* **Passage**:
The New NHS Steroid Emergency Card

To support the early recognition and treatment of adrenal crisis in adults, NHS England and NHS Improvement’s national patient safety team have issued a National Patient Safety Alert. Supported by the Royal College of General Practitioners, the Royal College of Physicians and the Society for Endocrinology, here is everything you need to know about the Steroid Emergency Card and how to issue it to relevant patients.

Where to download NHS Steroid Emergency Card

Click here to download the NHS Steroid Emergency Card

Steroid Emergency Card And Adrenal Insufficiency

Recently published guidance on the prevention and emergency management of adult patients suffering from adrenal insufficiency (AI) outlined the general issues relating to adrenal crisis (Simpson, 2020). It highlighted four deaths, four critical care admissions and 320 other incidents related to adrenal crisis over two years.

Organisations must implement several actions to make the new Steroid Emergency Card operational. However, many groups need support on how to identify patients at risk of adrenal insufficiency from exogenous steroids. The guidance addresses the following clinical questions:

  • Which patients are at risk of HPA axis suppression from exogenous steroids?
  • Who should be issued with a Steroid Emergency Card and have sick day rules?
  • Advice for intercurrent illness, procedures and surgery?
  • Who should have steroid cover for procedures, surgery and acute intercurrent illness?
  • Who requires adrenal function assessment?

Patients And Steroid Dependency

Patients with primary adrenal insufficiency, such as those suffering from Addison’s disease, congenital adrenal hyperplasia, and hypothalamo-pituitary damage from tumours or surgery are steroid dependent. Some patients who take steroids orally, through an inhaler or topically for other medical conditions may also develop secondary adrenal insufficiency and become steroid dependent.

Patients with adrenal insufficiency from any cause, or those who are at risk of adrenal insufficiency, could develop adrenal crisis and should be given stress doses of exogenous glucocorticoids. This refers especially to times that would normally provoke a cortisol stress response, including surgery, labour, invasive procedures, after experiencing trauma or when they are acutely ill.

The latest national guidance promotes the issuing of a new patient-held Steroid Emergency Card. It will help healthcare staff identify patients with adrenal insufficiency and provide information on emergency treatment.

Guidance On Issuing A Steroid Emergency Card

Organisations and prescribers that initiate steroid prescriptions and undertake standard or scheduled reviews should check their processes or policies and their digital systems and prompts to ensure that prescribers issue a Steroid Emergency Card to all eligible patients. This includes in clinics or when authorising repeat prescriptions.

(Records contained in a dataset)
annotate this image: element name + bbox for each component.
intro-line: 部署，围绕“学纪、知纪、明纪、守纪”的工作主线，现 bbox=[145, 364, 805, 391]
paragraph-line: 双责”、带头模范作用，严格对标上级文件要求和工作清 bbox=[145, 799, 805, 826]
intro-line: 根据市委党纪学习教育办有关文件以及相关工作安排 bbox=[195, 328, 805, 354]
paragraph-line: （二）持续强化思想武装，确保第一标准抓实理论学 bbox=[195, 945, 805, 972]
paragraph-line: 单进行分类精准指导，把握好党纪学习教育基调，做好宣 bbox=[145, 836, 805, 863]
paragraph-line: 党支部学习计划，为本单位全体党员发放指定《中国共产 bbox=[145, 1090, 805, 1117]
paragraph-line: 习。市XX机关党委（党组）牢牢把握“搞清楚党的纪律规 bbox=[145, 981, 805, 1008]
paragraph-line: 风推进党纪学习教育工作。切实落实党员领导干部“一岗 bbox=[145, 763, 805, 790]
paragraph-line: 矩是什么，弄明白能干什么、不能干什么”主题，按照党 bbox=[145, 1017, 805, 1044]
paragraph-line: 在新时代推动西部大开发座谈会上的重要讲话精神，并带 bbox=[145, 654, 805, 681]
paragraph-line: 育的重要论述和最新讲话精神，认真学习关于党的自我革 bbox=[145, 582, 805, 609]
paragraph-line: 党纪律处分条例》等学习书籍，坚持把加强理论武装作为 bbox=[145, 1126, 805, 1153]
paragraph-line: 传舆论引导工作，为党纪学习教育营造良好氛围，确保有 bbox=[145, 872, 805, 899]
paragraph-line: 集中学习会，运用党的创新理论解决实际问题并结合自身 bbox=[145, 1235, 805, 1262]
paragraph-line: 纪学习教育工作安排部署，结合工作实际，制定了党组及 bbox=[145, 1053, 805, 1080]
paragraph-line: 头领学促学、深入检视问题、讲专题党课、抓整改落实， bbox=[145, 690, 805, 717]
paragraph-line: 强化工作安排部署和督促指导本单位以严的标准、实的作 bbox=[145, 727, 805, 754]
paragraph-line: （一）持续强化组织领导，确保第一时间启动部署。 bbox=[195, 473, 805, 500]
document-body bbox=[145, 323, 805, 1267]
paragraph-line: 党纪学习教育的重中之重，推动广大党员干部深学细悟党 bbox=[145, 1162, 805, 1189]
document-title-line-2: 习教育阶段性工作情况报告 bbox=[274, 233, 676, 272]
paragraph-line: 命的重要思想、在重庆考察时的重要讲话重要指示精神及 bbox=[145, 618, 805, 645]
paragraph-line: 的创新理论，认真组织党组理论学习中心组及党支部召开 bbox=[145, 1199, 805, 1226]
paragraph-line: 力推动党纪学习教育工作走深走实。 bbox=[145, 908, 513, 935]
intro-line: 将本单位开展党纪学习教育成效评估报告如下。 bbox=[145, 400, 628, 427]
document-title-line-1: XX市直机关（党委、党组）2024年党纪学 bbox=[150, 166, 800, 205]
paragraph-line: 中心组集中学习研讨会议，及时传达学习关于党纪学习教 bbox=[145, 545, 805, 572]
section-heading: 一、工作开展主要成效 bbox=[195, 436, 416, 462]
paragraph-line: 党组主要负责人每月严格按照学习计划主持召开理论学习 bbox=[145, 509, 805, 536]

* **Task requirements**:
A) Translate this sentence from the Steroid Emergency Card text into French: "The latest national guidance promotes the issuing of a new patient-held Steroid Emergency Card."
B) Answer these questions using the Steroid Emergency Card text:
(i) Which three organizations supported the National Patient Safety Alert?
(ii) How many deaths related to adrenal crisis over two years did the guidance highlight?
(iii) In which two situations should prescribers issue the card to eligible patients?
C) Pick up the Steroid Emergency Card text after its final sentence and carry it forward.

* **Written responses**:
A) Les dernières recommandations nationales encouragent la délivrance d'une nouvelle carte d'urgence stéroïdes détenue par le patient.

B)
(i) The Royal College of General Practitioners, the Royal College of Physicians and the Society for Endocrinology.
(ii) Four.
(iii) In clinics and when authorizing repeat prescriptions.

C)
Providers that treat patients with acute physical illness or trauma, or those who require emergency, elective or invasive surgery, including day patients, should review their admissions, assessments, examination and clerking documentation. It should include prompts to check for risk of adrenal crisis and to identify whether the patient has a Steroid Emergency Card.

Community and hospital pharmacies should ensure they can source and supply Steroid Emergency Cards to replace those lost by patients or become damaged. For more information, download the National Patient Safety Alert PDF document.

How To Order The New Steroid Emergency Card

You can order the new Steroid Emergency Card through the usual NHS ordering process. For those who don’t know, we’ve outlined it below.

Secondary Care to go through the Xerox online portal but you may need to raise a Non-Catalogue Requisition in Oracle and selecting XEROX as the supplier. From there, they will process the requisition by raising the order with NHS Forms.

Primary Care providers use the PCSE online portal while the private sector should email nhs.print@nhs.net for a registration form. Patients can also download a PDF version as many will use it as the lock screen on their mobile phones to show health care professionals in a medical emergency.

Here is some helpful information on the prevention and emergency management of adult patients with adrenal insufficiency that accompanies the NHS Steroid Emergency Card.

Final Thoughts

The safety alert is aimed at Acute trusts, private providers or independent treatment centres providing NHS care, ambulance trusts, mental health and community trusts, general practices and community pharmacists. Any actions that organisations or establishments need to take should be completed no later than 13 May 2021.